• **Given exercise**:
Keep only the lines that hold the string "consecutive", filtering out the rest of the entries below.

Figure contents as structured data:
┌──
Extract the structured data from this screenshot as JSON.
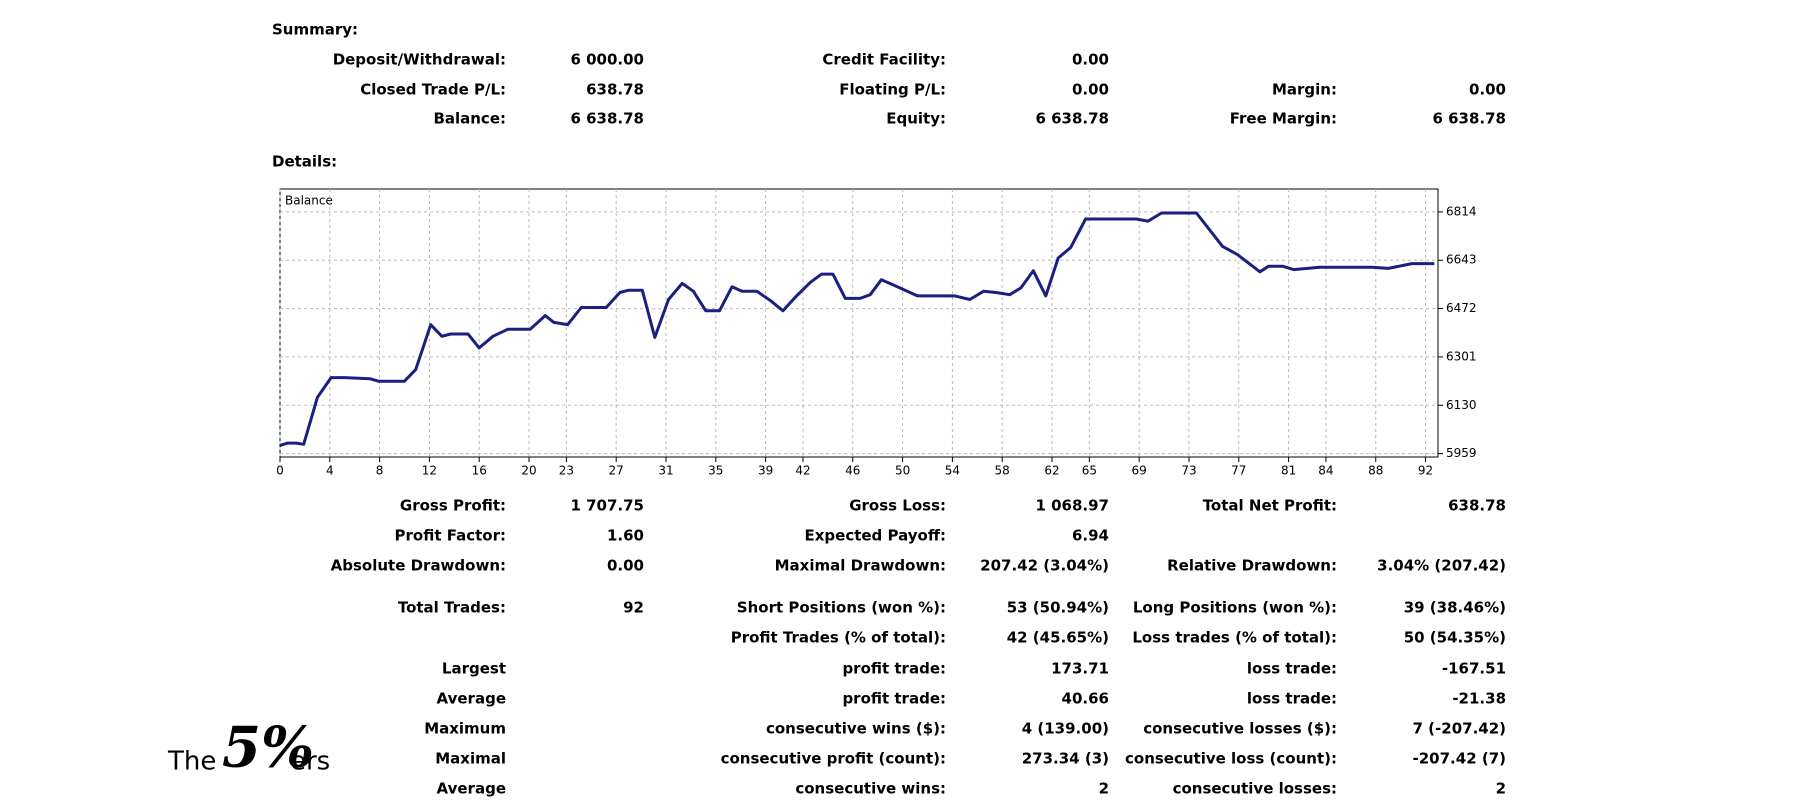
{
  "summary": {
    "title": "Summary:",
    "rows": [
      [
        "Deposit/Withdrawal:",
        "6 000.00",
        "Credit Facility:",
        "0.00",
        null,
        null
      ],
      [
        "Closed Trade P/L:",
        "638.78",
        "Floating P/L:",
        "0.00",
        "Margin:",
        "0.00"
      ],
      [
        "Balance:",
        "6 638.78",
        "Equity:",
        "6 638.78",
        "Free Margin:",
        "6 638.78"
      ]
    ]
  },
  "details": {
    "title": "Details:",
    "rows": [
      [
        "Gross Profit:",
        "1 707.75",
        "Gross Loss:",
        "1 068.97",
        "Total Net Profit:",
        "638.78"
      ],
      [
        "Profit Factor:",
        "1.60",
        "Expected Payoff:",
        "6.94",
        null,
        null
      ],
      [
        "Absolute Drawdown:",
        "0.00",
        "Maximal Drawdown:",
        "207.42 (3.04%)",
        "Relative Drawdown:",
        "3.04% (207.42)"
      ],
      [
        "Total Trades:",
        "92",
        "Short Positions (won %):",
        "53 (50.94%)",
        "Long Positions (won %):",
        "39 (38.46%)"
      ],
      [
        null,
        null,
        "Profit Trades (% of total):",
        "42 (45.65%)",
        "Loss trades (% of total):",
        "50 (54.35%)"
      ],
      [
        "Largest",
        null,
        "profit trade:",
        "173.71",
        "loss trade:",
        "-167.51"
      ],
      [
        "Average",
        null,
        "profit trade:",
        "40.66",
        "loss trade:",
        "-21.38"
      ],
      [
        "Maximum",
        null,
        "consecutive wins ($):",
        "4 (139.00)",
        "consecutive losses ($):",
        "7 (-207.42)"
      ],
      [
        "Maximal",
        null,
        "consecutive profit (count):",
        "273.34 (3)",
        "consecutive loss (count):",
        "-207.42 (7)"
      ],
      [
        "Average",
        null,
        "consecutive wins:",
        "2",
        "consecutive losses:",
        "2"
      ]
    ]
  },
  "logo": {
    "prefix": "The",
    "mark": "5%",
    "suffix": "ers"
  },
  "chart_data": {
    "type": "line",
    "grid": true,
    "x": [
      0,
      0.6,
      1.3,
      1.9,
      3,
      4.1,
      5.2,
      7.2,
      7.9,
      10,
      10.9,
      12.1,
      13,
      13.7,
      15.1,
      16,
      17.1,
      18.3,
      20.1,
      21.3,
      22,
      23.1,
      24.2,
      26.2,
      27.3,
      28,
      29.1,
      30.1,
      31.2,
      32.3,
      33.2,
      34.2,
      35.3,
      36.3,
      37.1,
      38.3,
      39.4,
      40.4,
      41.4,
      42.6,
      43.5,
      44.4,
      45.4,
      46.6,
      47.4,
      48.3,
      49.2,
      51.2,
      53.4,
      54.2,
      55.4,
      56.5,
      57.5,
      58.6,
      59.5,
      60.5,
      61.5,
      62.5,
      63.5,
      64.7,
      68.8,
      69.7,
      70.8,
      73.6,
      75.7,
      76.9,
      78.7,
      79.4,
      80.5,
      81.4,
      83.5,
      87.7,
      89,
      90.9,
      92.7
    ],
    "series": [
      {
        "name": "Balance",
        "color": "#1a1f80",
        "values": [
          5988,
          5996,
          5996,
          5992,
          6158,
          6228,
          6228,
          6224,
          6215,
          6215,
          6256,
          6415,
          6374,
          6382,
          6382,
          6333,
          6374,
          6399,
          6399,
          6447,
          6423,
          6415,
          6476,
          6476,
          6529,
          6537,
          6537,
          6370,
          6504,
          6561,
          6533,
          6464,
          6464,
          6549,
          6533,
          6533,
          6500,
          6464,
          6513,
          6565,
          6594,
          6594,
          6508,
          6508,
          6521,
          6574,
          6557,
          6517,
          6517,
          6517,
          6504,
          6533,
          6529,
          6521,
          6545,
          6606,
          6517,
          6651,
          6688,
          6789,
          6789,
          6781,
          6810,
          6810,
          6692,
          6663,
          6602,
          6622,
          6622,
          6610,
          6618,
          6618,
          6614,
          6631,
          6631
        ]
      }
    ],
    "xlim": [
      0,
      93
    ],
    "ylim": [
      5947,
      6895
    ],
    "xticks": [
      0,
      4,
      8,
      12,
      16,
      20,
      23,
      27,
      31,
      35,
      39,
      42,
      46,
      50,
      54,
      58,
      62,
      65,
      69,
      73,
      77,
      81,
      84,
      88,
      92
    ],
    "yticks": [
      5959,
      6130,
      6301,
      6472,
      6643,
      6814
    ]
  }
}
└──
┌──
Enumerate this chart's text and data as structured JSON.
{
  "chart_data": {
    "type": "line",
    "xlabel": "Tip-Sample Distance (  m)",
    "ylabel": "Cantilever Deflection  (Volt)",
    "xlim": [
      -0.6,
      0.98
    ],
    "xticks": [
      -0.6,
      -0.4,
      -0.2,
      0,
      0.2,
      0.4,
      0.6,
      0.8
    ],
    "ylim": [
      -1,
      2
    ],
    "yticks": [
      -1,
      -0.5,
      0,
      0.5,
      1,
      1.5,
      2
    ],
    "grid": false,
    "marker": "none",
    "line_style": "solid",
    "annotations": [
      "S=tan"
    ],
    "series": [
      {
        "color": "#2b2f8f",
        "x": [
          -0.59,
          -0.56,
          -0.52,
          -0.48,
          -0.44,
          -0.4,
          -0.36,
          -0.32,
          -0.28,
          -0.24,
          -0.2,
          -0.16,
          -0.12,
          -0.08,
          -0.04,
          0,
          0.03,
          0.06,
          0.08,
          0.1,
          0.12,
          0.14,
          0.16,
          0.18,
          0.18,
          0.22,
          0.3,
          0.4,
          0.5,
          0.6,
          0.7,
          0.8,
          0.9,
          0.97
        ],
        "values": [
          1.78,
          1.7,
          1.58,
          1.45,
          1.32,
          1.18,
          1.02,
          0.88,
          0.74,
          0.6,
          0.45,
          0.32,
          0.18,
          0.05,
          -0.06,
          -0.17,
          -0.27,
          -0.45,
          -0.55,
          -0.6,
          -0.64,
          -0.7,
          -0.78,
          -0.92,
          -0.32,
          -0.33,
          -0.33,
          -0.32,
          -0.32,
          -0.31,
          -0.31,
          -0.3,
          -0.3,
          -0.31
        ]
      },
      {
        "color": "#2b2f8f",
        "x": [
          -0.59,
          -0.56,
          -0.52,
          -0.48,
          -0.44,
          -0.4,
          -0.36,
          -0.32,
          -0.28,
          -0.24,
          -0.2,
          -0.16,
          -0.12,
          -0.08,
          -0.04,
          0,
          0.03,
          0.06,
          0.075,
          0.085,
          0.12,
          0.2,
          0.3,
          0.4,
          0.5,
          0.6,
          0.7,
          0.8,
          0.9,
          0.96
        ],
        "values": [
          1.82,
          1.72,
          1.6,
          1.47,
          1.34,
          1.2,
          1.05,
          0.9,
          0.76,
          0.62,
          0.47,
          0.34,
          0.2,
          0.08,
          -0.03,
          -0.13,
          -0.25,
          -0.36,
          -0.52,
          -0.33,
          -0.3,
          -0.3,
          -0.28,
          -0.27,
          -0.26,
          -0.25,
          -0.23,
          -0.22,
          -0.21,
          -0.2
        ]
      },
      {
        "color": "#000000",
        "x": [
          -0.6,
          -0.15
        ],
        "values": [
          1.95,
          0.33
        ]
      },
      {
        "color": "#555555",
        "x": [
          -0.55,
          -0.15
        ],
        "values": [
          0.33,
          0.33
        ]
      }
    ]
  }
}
└──
┌──
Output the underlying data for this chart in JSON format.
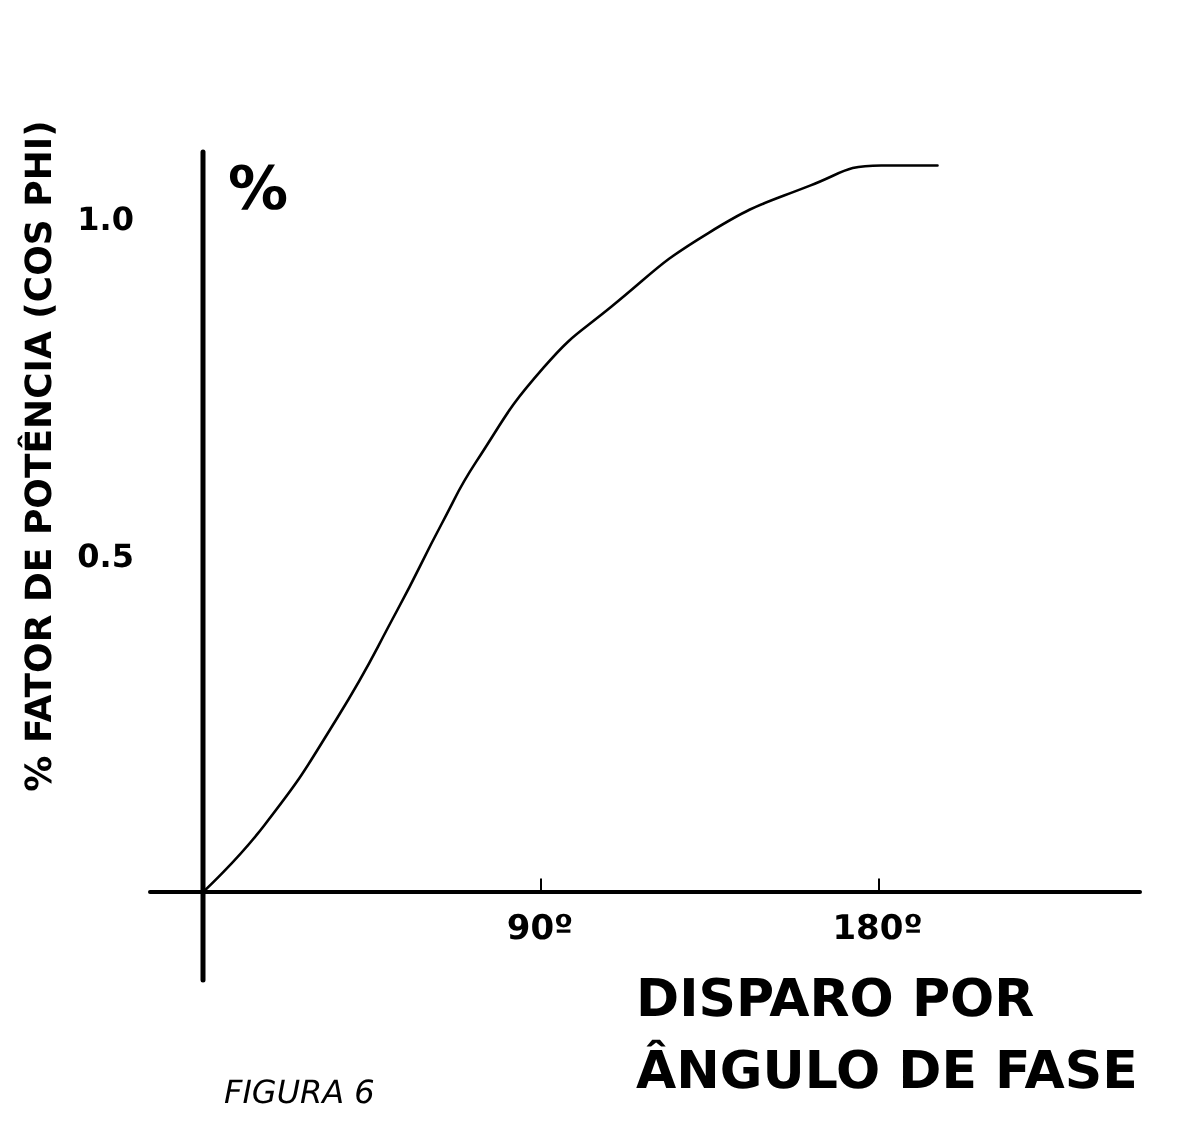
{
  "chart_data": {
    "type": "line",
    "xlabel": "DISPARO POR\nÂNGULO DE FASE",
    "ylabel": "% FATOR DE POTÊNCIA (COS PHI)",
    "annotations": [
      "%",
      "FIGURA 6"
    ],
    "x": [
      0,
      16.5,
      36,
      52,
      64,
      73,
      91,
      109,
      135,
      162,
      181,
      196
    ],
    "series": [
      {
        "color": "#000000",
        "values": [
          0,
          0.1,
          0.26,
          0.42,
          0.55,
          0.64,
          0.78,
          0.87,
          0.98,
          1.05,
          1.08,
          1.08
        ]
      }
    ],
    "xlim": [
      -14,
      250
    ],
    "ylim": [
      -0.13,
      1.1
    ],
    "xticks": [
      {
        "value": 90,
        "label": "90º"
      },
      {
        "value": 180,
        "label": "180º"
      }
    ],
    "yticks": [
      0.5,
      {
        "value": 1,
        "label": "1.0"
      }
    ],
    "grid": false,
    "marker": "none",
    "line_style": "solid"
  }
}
└──
• **Finished exercise**:
        "consecutive wins ($):",
        "consecutive losses ($):",
        "consecutive profit (count):",
        "consecutive loss (count):",
        "consecutive wins:",
        "consecutive losses:",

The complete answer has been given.